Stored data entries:
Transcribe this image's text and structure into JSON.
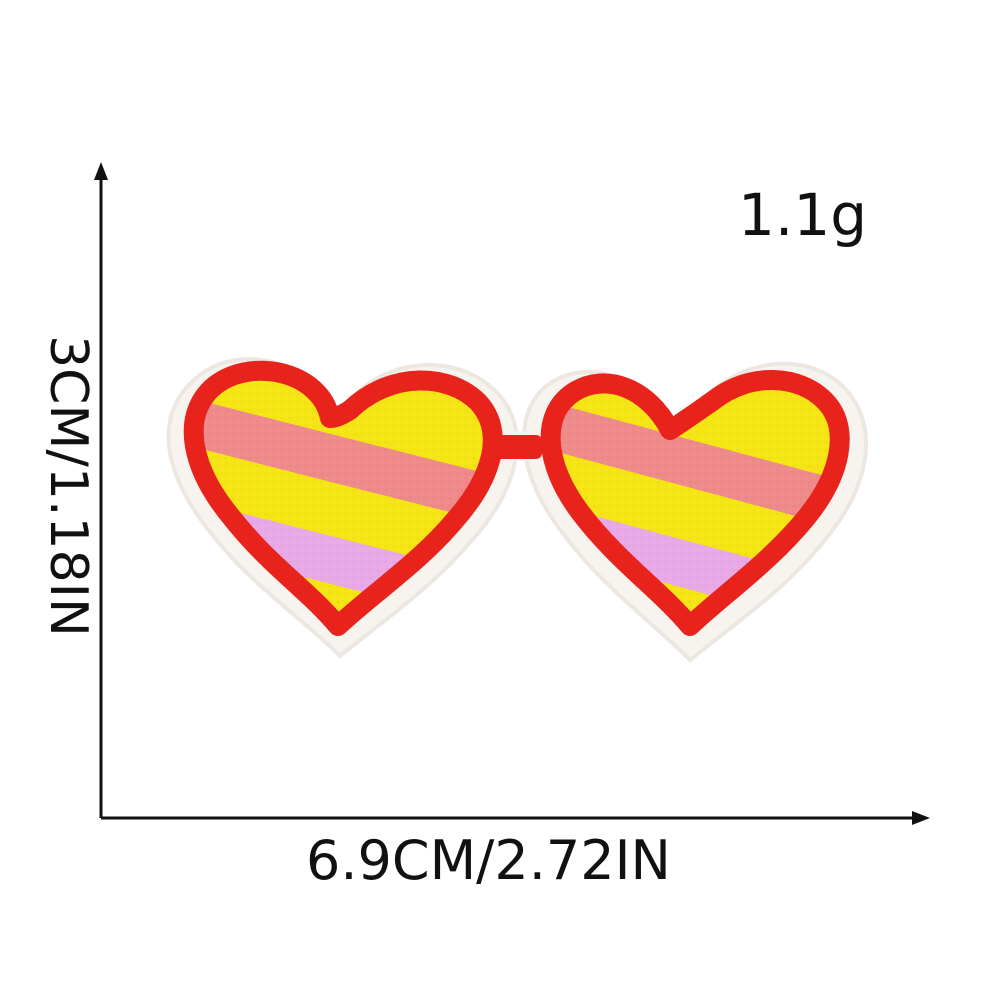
{
  "image": {
    "background_color": "#ffffff",
    "subject": "heart-sunglasses-patch",
    "colors": {
      "frame": "#e8231c",
      "lens_yellow": "#f5e514",
      "stripe_pink": "#ef8a8a",
      "stripe_lilac": "#e8a9e6",
      "backing": "#f7f3ef",
      "ink": "#111111"
    }
  },
  "labels": {
    "weight": "1.1g",
    "height": "3CM/1.18IN",
    "width": "6.9CM/2.72IN"
  }
}
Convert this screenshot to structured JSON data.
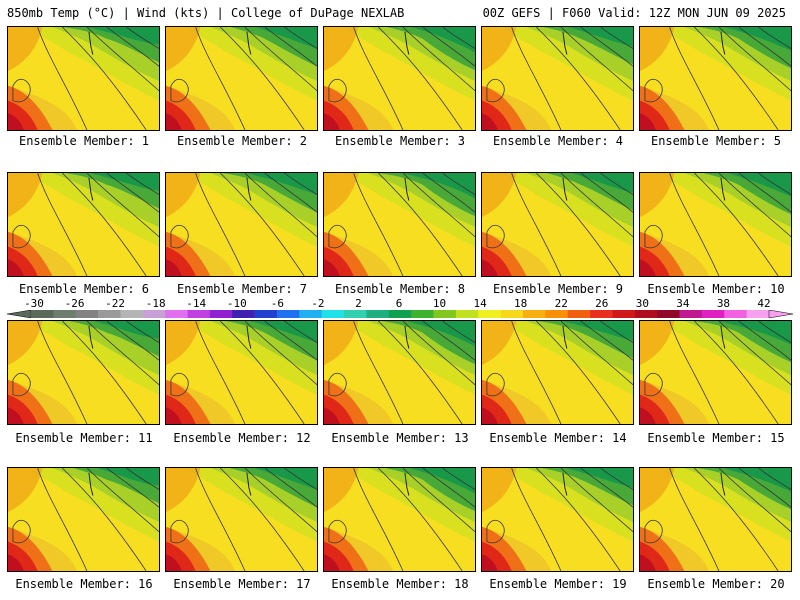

WHAT TO DO: All of the material above is to be copied exactly, except for its images.

FINISHED ANSWER:
Transcribe this image's text and structure into JSON.
{
  "image": {
    "background_color": "#ffffff",
    "subject": "heart-sunglasses-patch",
    "colors": {
      "frame": "#e8231c",
      "lens_yellow": "#f5e514",
      "stripe_pink": "#ef8a8a",
      "stripe_lilac": "#e8a9e6",
      "backing": "#f7f3ef",
      "ink": "#111111"
    }
  },
  "labels": {
    "weight": "1.1g",
    "height": "3CM/1.18IN",
    "width": "6.9CM/2.72IN"
  }
}
Convert this screenshot to structured JSON data.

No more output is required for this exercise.